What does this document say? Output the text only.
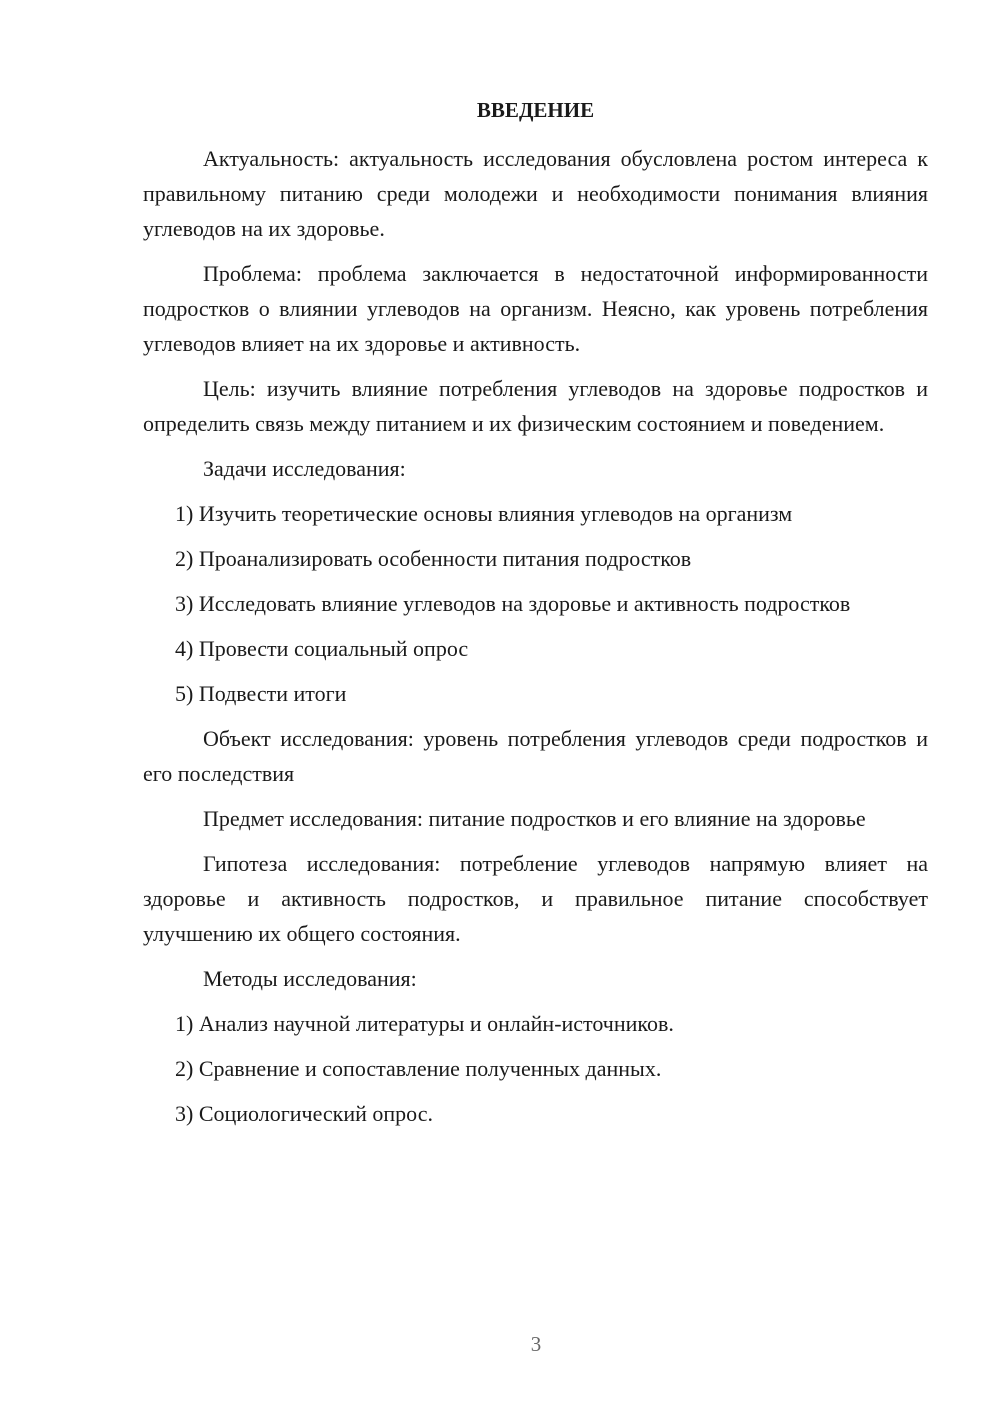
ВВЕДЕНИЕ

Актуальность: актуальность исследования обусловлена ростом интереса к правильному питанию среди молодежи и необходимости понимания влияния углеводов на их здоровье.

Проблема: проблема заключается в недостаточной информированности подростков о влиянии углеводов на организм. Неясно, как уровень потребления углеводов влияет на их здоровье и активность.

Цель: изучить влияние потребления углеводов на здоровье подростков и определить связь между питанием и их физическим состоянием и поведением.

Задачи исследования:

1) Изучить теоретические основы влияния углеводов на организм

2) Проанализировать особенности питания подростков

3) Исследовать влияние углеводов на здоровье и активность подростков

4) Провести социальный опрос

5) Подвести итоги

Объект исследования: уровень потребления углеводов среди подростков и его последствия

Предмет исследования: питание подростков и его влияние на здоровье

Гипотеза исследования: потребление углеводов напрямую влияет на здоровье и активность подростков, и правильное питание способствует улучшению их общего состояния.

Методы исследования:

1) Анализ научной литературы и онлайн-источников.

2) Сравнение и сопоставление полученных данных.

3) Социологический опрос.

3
————
» GIVEN TASK
Write the full listing out again with every line unchanged, but include no pictures.

» TASK RESULT
What does this document say? Output the text only.
ВВЕДЕНИЕ

Актуальность: актуальность исследования обусловлена ростом интереса к правильному питанию среди молодежи и необходимости понимания влияния углеводов на их здоровье.

Проблема: проблема заключается в недостаточной информированности подростков о влиянии углеводов на организм. Неясно, как уровень потребления углеводов влияет на их здоровье и активность.

Цель: изучить влияние потребления углеводов на здоровье подростков и определить связь между питанием и их физическим состоянием и поведением.

Задачи исследования:

1) Изучить теоретические основы влияния углеводов на организм

2) Проанализировать особенности питания подростков

3) Исследовать влияние углеводов на здоровье и активность подростков

4) Провести социальный опрос

5) Подвести итоги

Объект исследования: уровень потребления углеводов среди подростков и его последствия

Предмет исследования: питание подростков и его влияние на здоровье

Гипотеза исследования: потребление углеводов напрямую влияет на здоровье и активность подростков, и правильное питание способствует улучшению их общего состояния.

Методы исследования:

1) Анализ научной литературы и онлайн-источников.

2) Сравнение и сопоставление полученных данных.

3) Социологический опрос.

3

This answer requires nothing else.